> [Provided information]
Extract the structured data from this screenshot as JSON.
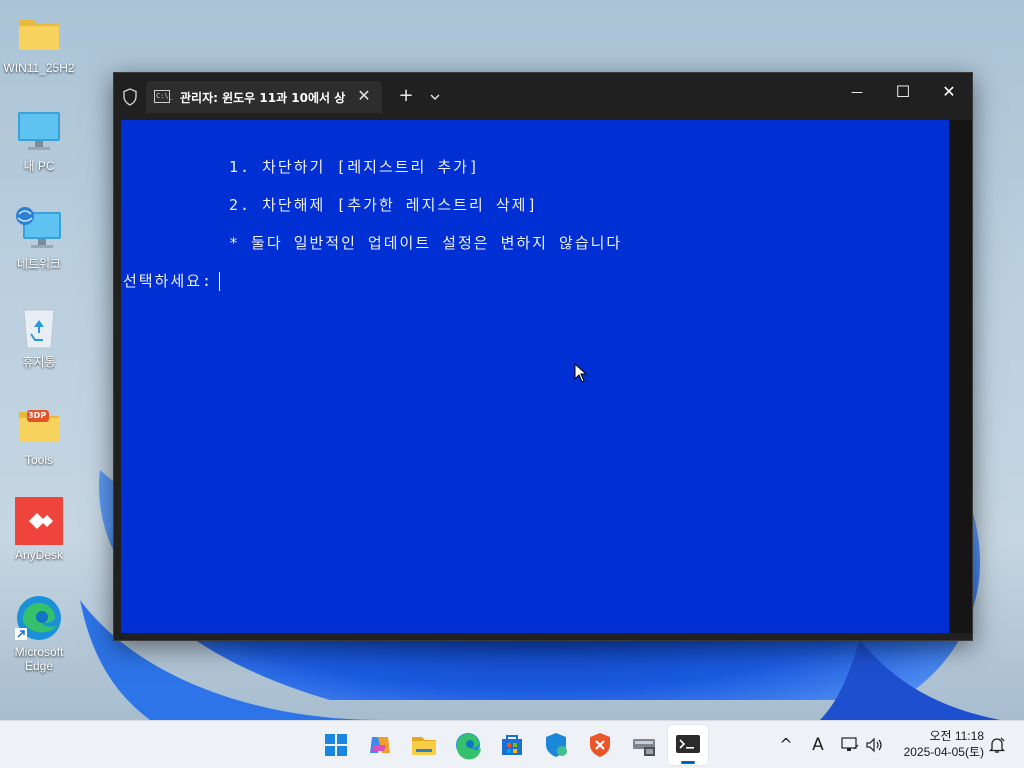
{
  "desktop": {
    "icons": [
      {
        "name": "folder-icon",
        "label": "WIN11_25H2"
      },
      {
        "name": "monitor-icon",
        "label": "내 PC"
      },
      {
        "name": "network-icon",
        "label": "네트워크"
      },
      {
        "name": "recycle-bin-icon",
        "label": "휴지통"
      },
      {
        "name": "folder-tools-icon",
        "label": "Tools",
        "badge": "3DP"
      },
      {
        "name": "anydesk-icon",
        "label": "AnyDesk"
      },
      {
        "name": "edge-icon",
        "label": "Microsoft Edge"
      }
    ]
  },
  "terminal": {
    "tab_title": "관리자:  윈도우 11과 10에서 상",
    "tab_icon_text": "C:\\_",
    "icons": {
      "shield": "shield-icon",
      "tab_close": "close-icon",
      "new_tab": "plus-icon",
      "dropdown": "chevron-down-icon",
      "minimize": "minimize-icon",
      "maximize": "maximize-icon",
      "close": "close-icon"
    },
    "glyphs": {
      "tab_close": "✕",
      "new_tab": "+",
      "minimize": "—",
      "maximize": "☐",
      "close": "✕"
    },
    "lines": [
      "1. 차단하기 [레지스트리 추가]",
      "2. 차단해제 [추가한 레지스트리 삭제]",
      "* 둘다 일반적인 업데이트 설정은 변하지 않습니다",
      "선택하세요:"
    ],
    "colors": {
      "background": "#0030d4",
      "foreground": "#f0f0f0",
      "titlebar": "#202020"
    }
  },
  "taskbar": {
    "apps": [
      {
        "name": "start-icon"
      },
      {
        "name": "copilot-icon"
      },
      {
        "name": "file-explorer-icon"
      },
      {
        "name": "edge-icon"
      },
      {
        "name": "store-icon"
      },
      {
        "name": "defender-icon"
      },
      {
        "name": "security-app-icon"
      },
      {
        "name": "network-drive-icon"
      },
      {
        "name": "terminal-icon",
        "active": true
      }
    ],
    "tray": {
      "chevron": "^",
      "ime": "A",
      "clock_time": "오전 11:18",
      "clock_date": "2025-04-05(토)"
    },
    "colors": {
      "accent": "#0067c0"
    }
  }
}
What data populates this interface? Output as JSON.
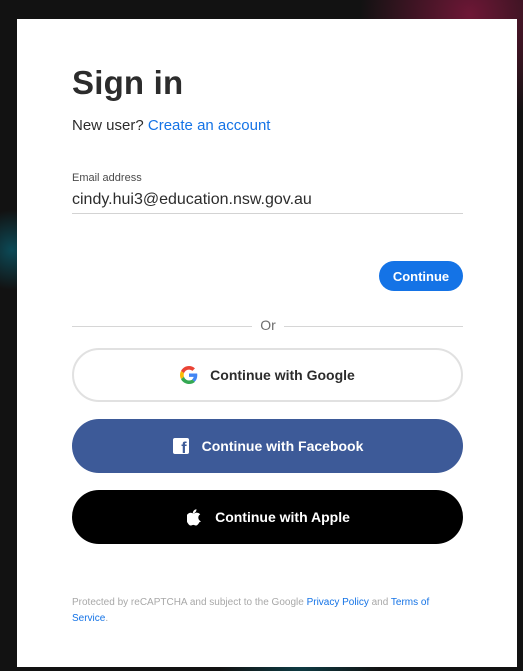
{
  "signin": {
    "title": "Sign in",
    "new_user_prefix": "New user?",
    "create_account_link": "Create an account"
  },
  "email": {
    "label": "Email address",
    "value": "cindy.hui3@education.nsw.gov.au"
  },
  "continue_label": "Continue",
  "divider_text": "Or",
  "social": {
    "google_label": "Continue with Google",
    "facebook_label": "Continue with Facebook",
    "apple_label": "Continue with Apple"
  },
  "footer": {
    "text_prefix": "Protected by reCAPTCHA and subject to the Google",
    "privacy_link": "Privacy Policy",
    "and_text": "and",
    "terms_link": "Terms of Service",
    "end_punct": "."
  },
  "colors": {
    "accent_blue": "#1473e6",
    "facebook_blue": "#3d5a98",
    "apple_black": "#000000"
  },
  "icons": {
    "google": "google-g-icon",
    "facebook": "facebook-f-icon",
    "apple": "apple-logo-icon"
  }
}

> [Given exercise] Beginning with the line that holds "What data populates" and ending with the last line of the material above, extract every line exactly, pictures excluded.

> [Finished exercise]
What data populates this interface? Output as JSON.
{
  "signin": {
    "title": "Sign in",
    "new_user_prefix": "New user?",
    "create_account_link": "Create an account"
  },
  "email": {
    "label": "Email address",
    "value": "cindy.hui3@education.nsw.gov.au"
  },
  "continue_label": "Continue",
  "divider_text": "Or",
  "social": {
    "google_label": "Continue with Google",
    "facebook_label": "Continue with Facebook",
    "apple_label": "Continue with Apple"
  },
  "footer": {
    "text_prefix": "Protected by reCAPTCHA and subject to the Google",
    "privacy_link": "Privacy Policy",
    "and_text": "and",
    "terms_link": "Terms of Service",
    "end_punct": "."
  },
  "colors": {
    "accent_blue": "#1473e6",
    "facebook_blue": "#3d5a98",
    "apple_black": "#000000"
  },
  "icons": {
    "google": "google-g-icon",
    "facebook": "facebook-f-icon",
    "apple": "apple-logo-icon"
  }
}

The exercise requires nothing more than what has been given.